■ **GIVEN RECORDS**:
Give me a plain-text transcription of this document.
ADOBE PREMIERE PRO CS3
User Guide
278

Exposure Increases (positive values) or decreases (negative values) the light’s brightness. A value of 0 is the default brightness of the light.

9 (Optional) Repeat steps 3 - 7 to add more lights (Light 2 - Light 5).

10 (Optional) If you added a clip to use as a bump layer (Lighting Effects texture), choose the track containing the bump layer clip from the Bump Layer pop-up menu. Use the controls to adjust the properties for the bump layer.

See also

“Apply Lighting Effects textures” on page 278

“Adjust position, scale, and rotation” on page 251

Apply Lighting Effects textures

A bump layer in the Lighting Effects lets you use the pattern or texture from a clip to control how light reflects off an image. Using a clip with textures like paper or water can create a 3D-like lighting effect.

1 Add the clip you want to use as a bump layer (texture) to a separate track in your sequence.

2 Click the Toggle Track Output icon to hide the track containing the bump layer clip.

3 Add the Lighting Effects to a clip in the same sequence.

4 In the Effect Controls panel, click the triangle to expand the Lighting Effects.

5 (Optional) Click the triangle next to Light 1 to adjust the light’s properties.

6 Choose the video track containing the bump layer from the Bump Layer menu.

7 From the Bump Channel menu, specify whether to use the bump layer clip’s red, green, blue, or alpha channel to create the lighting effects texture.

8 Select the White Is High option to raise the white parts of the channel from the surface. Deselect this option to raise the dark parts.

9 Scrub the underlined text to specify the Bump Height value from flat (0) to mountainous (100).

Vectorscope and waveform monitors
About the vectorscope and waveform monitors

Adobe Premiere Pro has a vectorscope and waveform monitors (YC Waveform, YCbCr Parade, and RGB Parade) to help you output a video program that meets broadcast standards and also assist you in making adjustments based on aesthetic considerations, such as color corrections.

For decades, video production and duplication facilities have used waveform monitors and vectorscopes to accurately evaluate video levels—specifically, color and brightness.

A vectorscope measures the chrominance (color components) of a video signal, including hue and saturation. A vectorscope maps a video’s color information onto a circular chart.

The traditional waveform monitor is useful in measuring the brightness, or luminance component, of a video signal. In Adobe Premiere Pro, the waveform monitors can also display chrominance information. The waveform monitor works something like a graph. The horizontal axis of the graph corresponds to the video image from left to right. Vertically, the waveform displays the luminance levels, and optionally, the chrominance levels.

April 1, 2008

■ **PROBLEM DESCRIPTION**: Which lines include the word "like"? Copy every one of them.

■ **WRITTEN ANSWER**:
A bump layer in the Lighting Effects lets you use the pattern or texture from a clip to control how light reflects off an image. Using a clip with textures like paper or water can create a 3D-like lighting effect.
The traditional waveform monitor is useful in measuring the brightness, or luminance component, of a video signal. In Adobe Premiere Pro, the waveform monitors can also display chrominance information. The waveform monitor works something like a graph. The horizontal axis of the graph corresponds to the video image from left to right. Vertically, the waveform displays the luminance levels, and optionally, the chrominance levels.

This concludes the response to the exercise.